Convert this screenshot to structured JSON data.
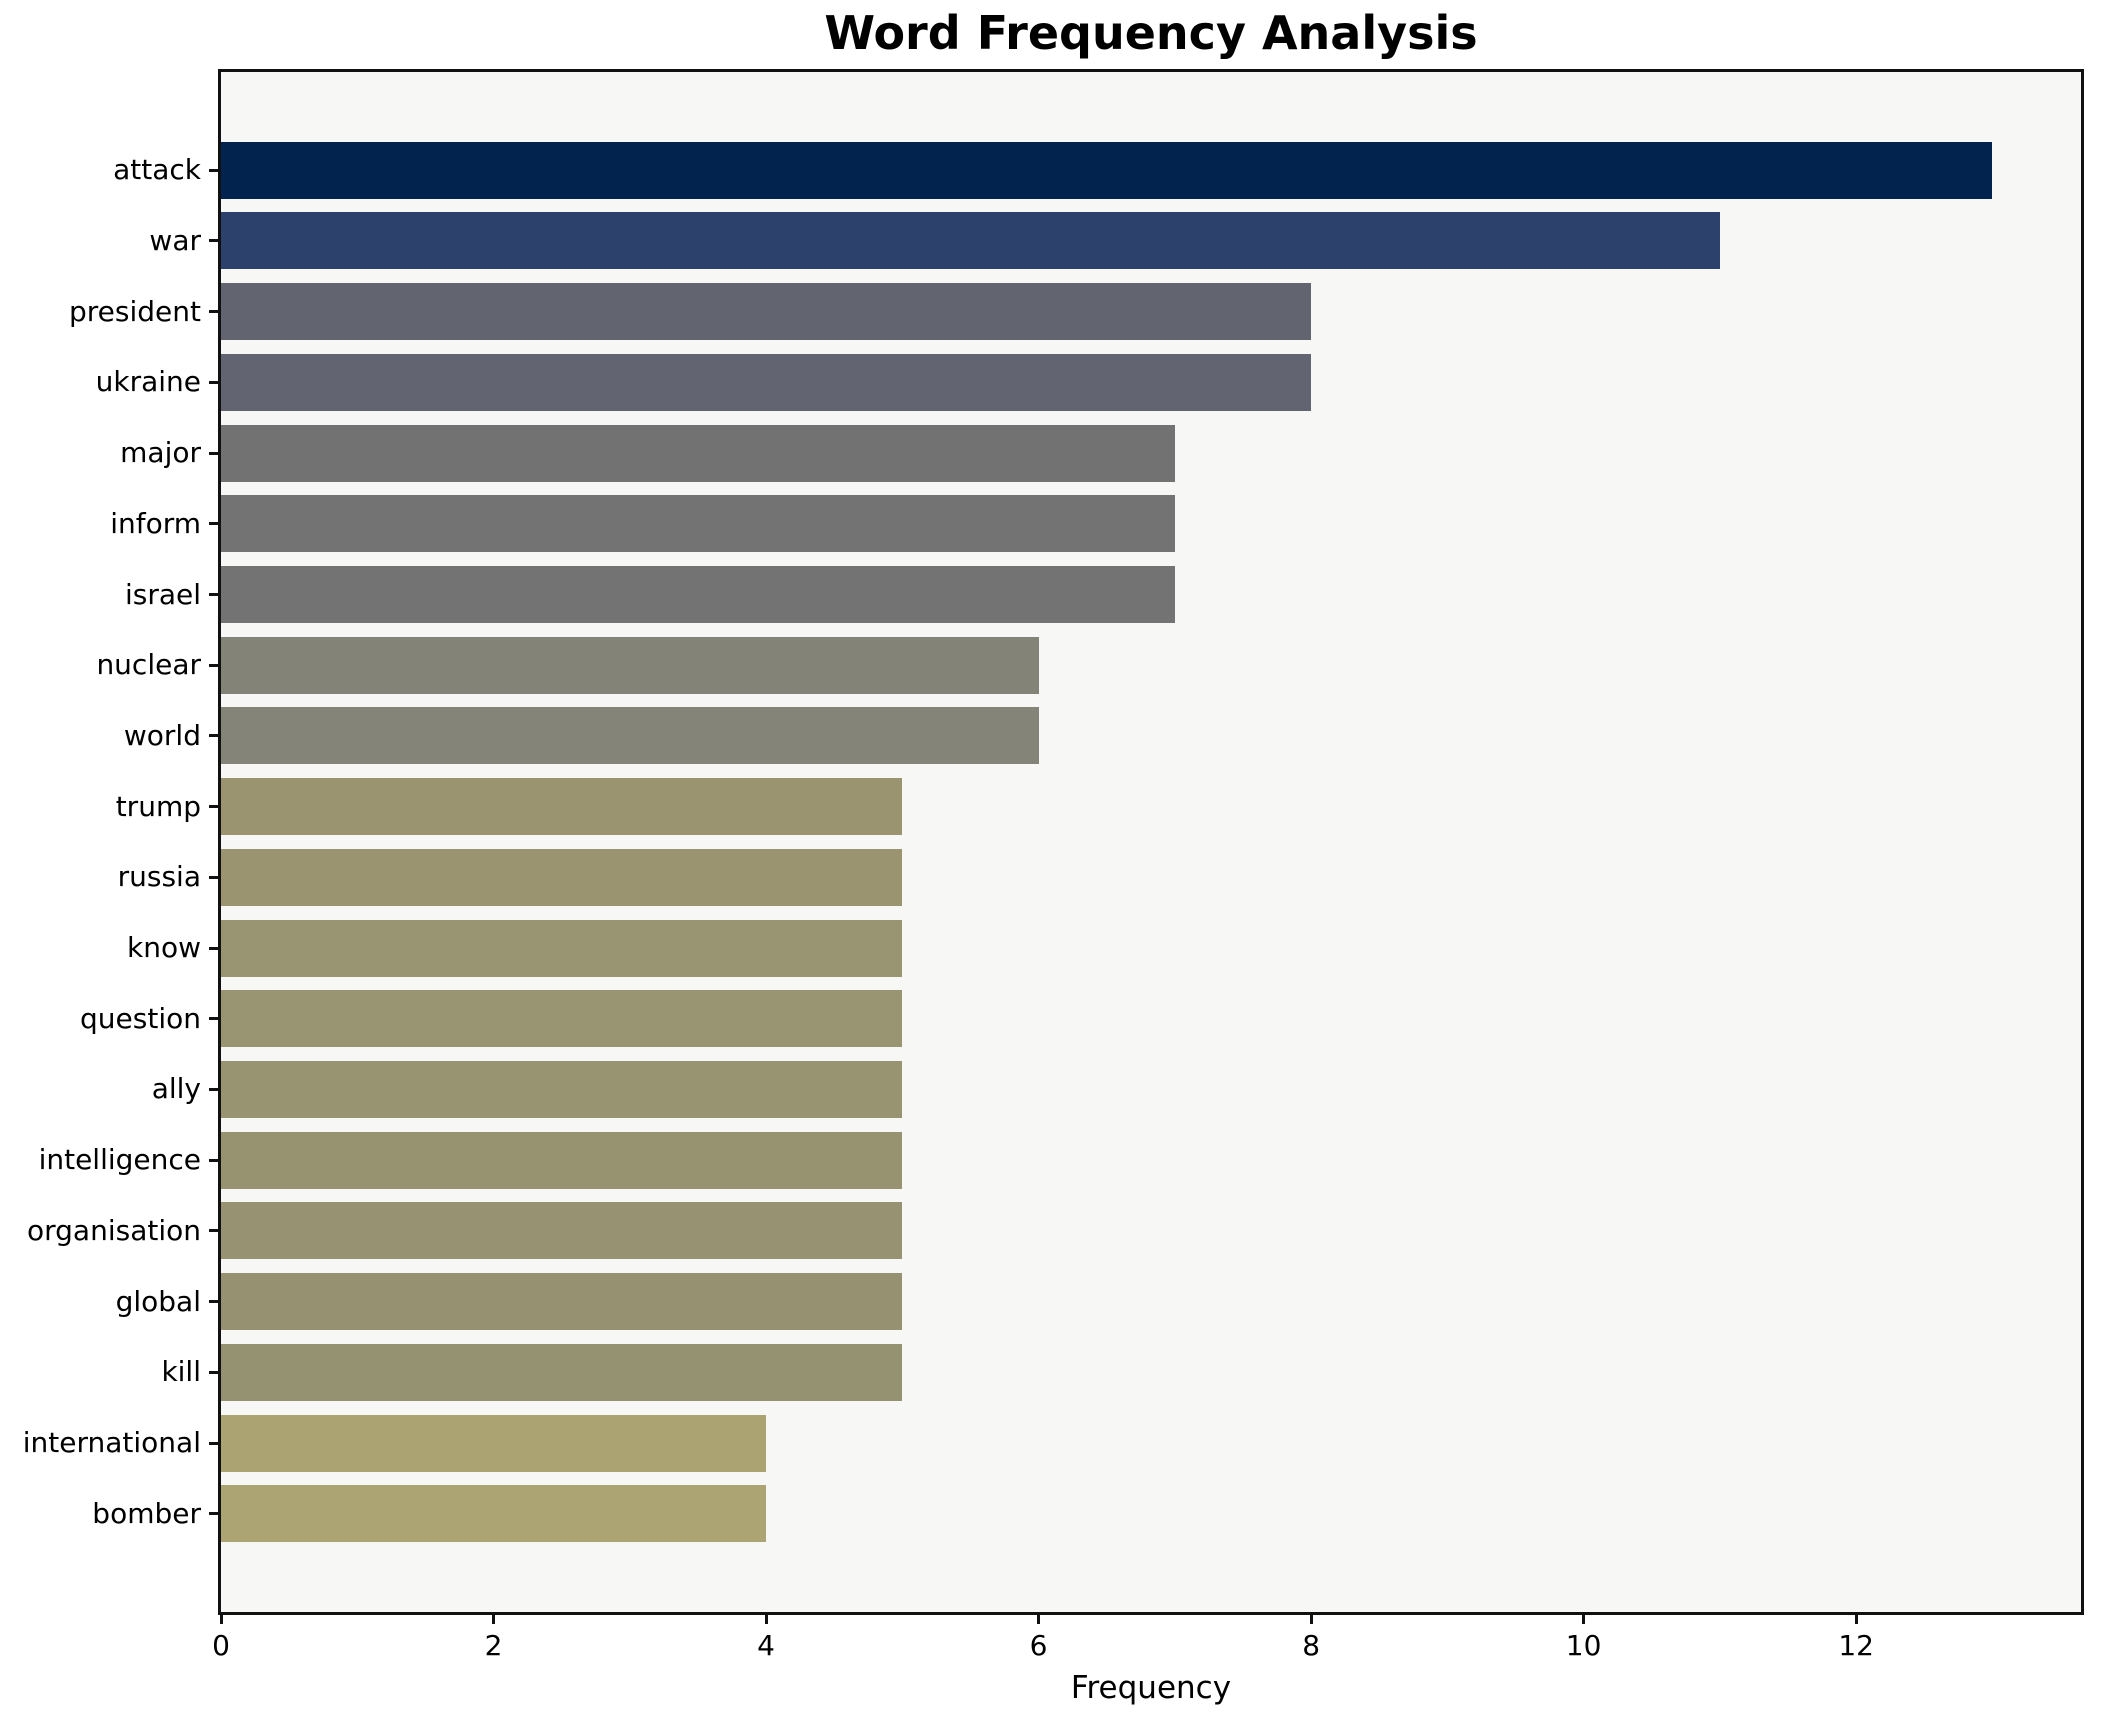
{
  "chart_data": {
    "type": "bar",
    "orientation": "horizontal",
    "title": "Word Frequency Analysis",
    "xlabel": "Frequency",
    "ylabel": "",
    "categories": [
      "attack",
      "war",
      "president",
      "ukraine",
      "major",
      "inform",
      "israel",
      "nuclear",
      "world",
      "trump",
      "russia",
      "know",
      "question",
      "ally",
      "intelligence",
      "organisation",
      "global",
      "kill",
      "international",
      "bomber"
    ],
    "values": [
      13,
      11,
      8,
      8,
      7,
      7,
      7,
      6,
      6,
      5,
      5,
      5,
      5,
      5,
      5,
      5,
      5,
      5,
      4,
      4
    ],
    "bar_colors": [
      "#02234e",
      "#2c416b",
      "#626470",
      "#626571",
      "#717271",
      "#727372",
      "#727372",
      "#848378",
      "#858479",
      "#9a9470",
      "#9a9471",
      "#999471",
      "#999471",
      "#989371",
      "#979371",
      "#979271",
      "#969271",
      "#959271",
      "#aca372",
      "#ada473"
    ],
    "xticks": [
      "0",
      "2",
      "4",
      "6",
      "8",
      "10",
      "12"
    ],
    "xtick_values": [
      0,
      2,
      4,
      6,
      8,
      10,
      12
    ],
    "xlim": [
      0,
      13.65
    ],
    "grid": false,
    "legend": null,
    "plot_background": "#f7f7f5",
    "figure_background": "#ffffff",
    "spine_color": "#111111"
  }
}
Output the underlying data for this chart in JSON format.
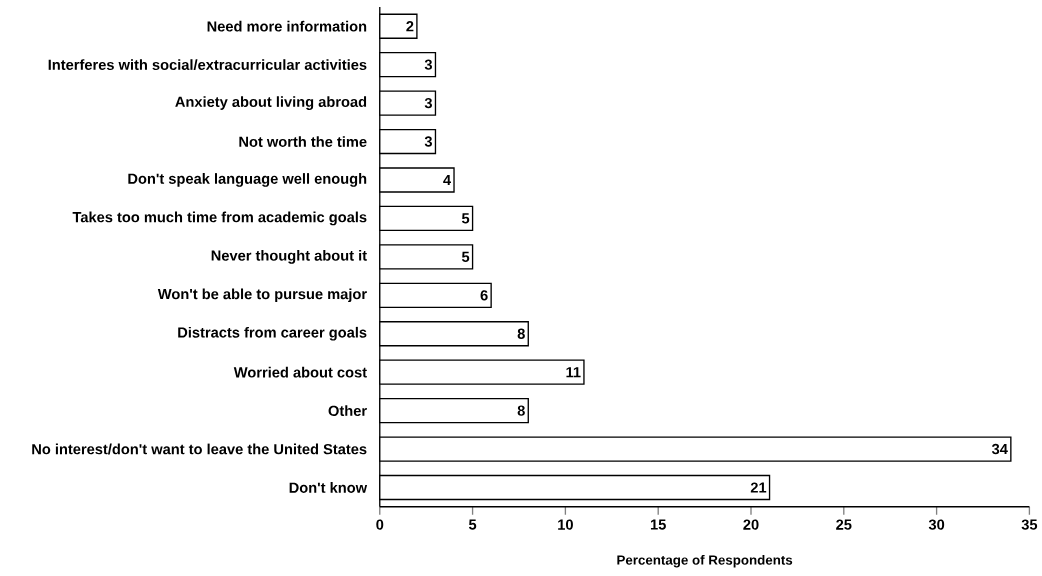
{
  "chart_data": {
    "type": "bar",
    "orientation": "horizontal",
    "xlabel": "Percentage of Respondents",
    "categories": [
      "Need more information",
      "Interferes with social/extracurricular activities",
      "Anxiety about living abroad",
      "Not worth the time",
      "Don't speak language well enough",
      "Takes too much time from academic goals",
      "Never thought about it",
      "Won't be able to pursue major",
      "Distracts from career goals",
      "Worried about cost",
      "Other",
      "No interest/don't want to leave the United States",
      "Don't know"
    ],
    "values": [
      2,
      3,
      3,
      3,
      4,
      5,
      5,
      6,
      8,
      11,
      8,
      34,
      21
    ],
    "color": "#ffffff",
    "xlim": [
      0,
      35
    ],
    "xticks": [
      0,
      5,
      10,
      15,
      20,
      25,
      30,
      35
    ],
    "grid": false,
    "data_labels": true
  }
}
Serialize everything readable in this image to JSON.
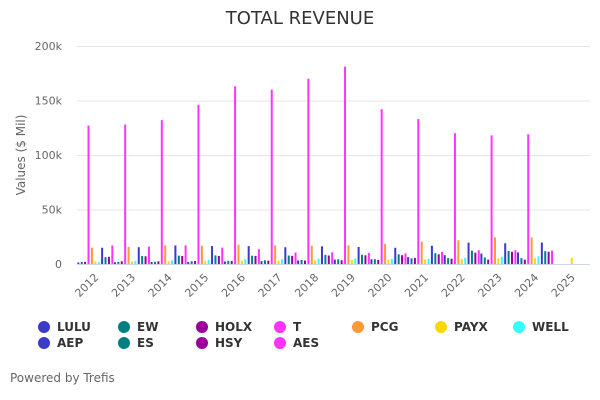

::::

Of the lines in the entries, how many include the word "time"? State only the number.

▸ ANSWER BELOW
2